Print the records again, character for character.

**Supplied material:**
※ ※ ※

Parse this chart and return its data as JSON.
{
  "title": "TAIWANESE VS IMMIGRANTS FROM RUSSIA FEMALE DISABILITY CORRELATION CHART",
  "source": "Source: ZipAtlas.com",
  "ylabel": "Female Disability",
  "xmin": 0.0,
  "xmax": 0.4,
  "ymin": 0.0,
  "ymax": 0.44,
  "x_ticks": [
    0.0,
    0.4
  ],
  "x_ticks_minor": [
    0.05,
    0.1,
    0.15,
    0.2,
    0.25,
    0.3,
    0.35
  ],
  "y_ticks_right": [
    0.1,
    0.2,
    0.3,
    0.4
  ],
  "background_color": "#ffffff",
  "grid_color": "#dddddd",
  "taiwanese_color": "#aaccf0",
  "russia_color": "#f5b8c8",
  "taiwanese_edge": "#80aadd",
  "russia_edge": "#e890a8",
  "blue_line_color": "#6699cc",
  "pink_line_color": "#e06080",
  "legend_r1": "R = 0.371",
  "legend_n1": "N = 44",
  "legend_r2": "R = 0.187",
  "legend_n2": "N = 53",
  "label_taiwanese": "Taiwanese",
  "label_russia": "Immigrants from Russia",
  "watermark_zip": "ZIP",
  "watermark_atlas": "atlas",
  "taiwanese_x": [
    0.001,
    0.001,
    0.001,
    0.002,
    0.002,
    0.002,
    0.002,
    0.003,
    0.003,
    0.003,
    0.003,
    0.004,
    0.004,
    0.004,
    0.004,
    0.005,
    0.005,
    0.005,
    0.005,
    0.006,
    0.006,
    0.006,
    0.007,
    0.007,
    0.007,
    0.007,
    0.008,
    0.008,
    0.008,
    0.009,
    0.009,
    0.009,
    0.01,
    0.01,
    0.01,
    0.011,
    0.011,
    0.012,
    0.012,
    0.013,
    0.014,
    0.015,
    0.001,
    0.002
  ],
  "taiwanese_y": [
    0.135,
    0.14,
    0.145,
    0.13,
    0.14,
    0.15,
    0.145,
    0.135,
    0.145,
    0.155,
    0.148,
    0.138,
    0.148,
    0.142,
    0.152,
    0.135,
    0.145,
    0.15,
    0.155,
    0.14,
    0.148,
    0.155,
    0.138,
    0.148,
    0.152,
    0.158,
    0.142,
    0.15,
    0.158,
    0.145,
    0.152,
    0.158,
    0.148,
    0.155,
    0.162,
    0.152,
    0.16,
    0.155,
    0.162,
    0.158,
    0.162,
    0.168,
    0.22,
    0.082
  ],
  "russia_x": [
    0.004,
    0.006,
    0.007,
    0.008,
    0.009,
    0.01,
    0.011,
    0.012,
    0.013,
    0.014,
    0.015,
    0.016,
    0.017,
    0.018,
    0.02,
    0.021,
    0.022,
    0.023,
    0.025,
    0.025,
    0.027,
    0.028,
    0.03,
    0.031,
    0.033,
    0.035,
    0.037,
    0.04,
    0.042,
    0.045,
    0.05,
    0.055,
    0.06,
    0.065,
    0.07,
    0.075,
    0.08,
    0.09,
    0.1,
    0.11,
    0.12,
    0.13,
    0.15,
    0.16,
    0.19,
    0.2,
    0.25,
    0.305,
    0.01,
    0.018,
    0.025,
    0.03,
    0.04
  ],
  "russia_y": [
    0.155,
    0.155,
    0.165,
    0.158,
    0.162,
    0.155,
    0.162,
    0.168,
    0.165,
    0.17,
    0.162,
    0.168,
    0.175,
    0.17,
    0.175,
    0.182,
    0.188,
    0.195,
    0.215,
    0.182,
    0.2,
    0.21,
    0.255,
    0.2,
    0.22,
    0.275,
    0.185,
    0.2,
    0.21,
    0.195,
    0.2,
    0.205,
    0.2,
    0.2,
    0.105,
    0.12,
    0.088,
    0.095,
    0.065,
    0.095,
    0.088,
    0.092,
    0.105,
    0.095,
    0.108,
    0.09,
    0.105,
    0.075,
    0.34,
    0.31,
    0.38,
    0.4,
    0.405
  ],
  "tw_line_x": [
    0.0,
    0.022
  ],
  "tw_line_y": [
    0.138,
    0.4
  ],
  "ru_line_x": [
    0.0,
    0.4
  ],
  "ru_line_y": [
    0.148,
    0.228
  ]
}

※ ※ ※

**Exercise answer:**
Parse this chart and return its data as JSON.
{
  "title": "TAIWANESE VS IMMIGRANTS FROM RUSSIA FEMALE DISABILITY CORRELATION CHART",
  "source": "Source: ZipAtlas.com",
  "ylabel": "Female Disability",
  "xmin": 0.0,
  "xmax": 0.4,
  "ymin": 0.0,
  "ymax": 0.44,
  "x_ticks": [
    0.0,
    0.4
  ],
  "x_ticks_minor": [
    0.05,
    0.1,
    0.15,
    0.2,
    0.25,
    0.3,
    0.35
  ],
  "y_ticks_right": [
    0.1,
    0.2,
    0.3,
    0.4
  ],
  "background_color": "#ffffff",
  "grid_color": "#dddddd",
  "taiwanese_color": "#aaccf0",
  "russia_color": "#f5b8c8",
  "taiwanese_edge": "#80aadd",
  "russia_edge": "#e890a8",
  "blue_line_color": "#6699cc",
  "pink_line_color": "#e06080",
  "legend_r1": "R = 0.371",
  "legend_n1": "N = 44",
  "legend_r2": "R = 0.187",
  "legend_n2": "N = 53",
  "label_taiwanese": "Taiwanese",
  "label_russia": "Immigrants from Russia",
  "watermark_zip": "ZIP",
  "watermark_atlas": "atlas",
  "taiwanese_x": [
    0.001,
    0.001,
    0.001,
    0.002,
    0.002,
    0.002,
    0.002,
    0.003,
    0.003,
    0.003,
    0.003,
    0.004,
    0.004,
    0.004,
    0.004,
    0.005,
    0.005,
    0.005,
    0.005,
    0.006,
    0.006,
    0.006,
    0.007,
    0.007,
    0.007,
    0.007,
    0.008,
    0.008,
    0.008,
    0.009,
    0.009,
    0.009,
    0.01,
    0.01,
    0.01,
    0.011,
    0.011,
    0.012,
    0.012,
    0.013,
    0.014,
    0.015,
    0.001,
    0.002
  ],
  "taiwanese_y": [
    0.135,
    0.14,
    0.145,
    0.13,
    0.14,
    0.15,
    0.145,
    0.135,
    0.145,
    0.155,
    0.148,
    0.138,
    0.148,
    0.142,
    0.152,
    0.135,
    0.145,
    0.15,
    0.155,
    0.14,
    0.148,
    0.155,
    0.138,
    0.148,
    0.152,
    0.158,
    0.142,
    0.15,
    0.158,
    0.145,
    0.152,
    0.158,
    0.148,
    0.155,
    0.162,
    0.152,
    0.16,
    0.155,
    0.162,
    0.158,
    0.162,
    0.168,
    0.22,
    0.082
  ],
  "russia_x": [
    0.004,
    0.006,
    0.007,
    0.008,
    0.009,
    0.01,
    0.011,
    0.012,
    0.013,
    0.014,
    0.015,
    0.016,
    0.017,
    0.018,
    0.02,
    0.021,
    0.022,
    0.023,
    0.025,
    0.025,
    0.027,
    0.028,
    0.03,
    0.031,
    0.033,
    0.035,
    0.037,
    0.04,
    0.042,
    0.045,
    0.05,
    0.055,
    0.06,
    0.065,
    0.07,
    0.075,
    0.08,
    0.09,
    0.1,
    0.11,
    0.12,
    0.13,
    0.15,
    0.16,
    0.19,
    0.2,
    0.25,
    0.305,
    0.01,
    0.018,
    0.025,
    0.03,
    0.04
  ],
  "russia_y": [
    0.155,
    0.155,
    0.165,
    0.158,
    0.162,
    0.155,
    0.162,
    0.168,
    0.165,
    0.17,
    0.162,
    0.168,
    0.175,
    0.17,
    0.175,
    0.182,
    0.188,
    0.195,
    0.215,
    0.182,
    0.2,
    0.21,
    0.255,
    0.2,
    0.22,
    0.275,
    0.185,
    0.2,
    0.21,
    0.195,
    0.2,
    0.205,
    0.2,
    0.2,
    0.105,
    0.12,
    0.088,
    0.095,
    0.065,
    0.095,
    0.088,
    0.092,
    0.105,
    0.095,
    0.108,
    0.09,
    0.105,
    0.075,
    0.34,
    0.31,
    0.38,
    0.4,
    0.405
  ],
  "tw_line_x": [
    0.0,
    0.022
  ],
  "tw_line_y": [
    0.138,
    0.4
  ],
  "ru_line_x": [
    0.0,
    0.4
  ],
  "ru_line_y": [
    0.148,
    0.228
  ]
}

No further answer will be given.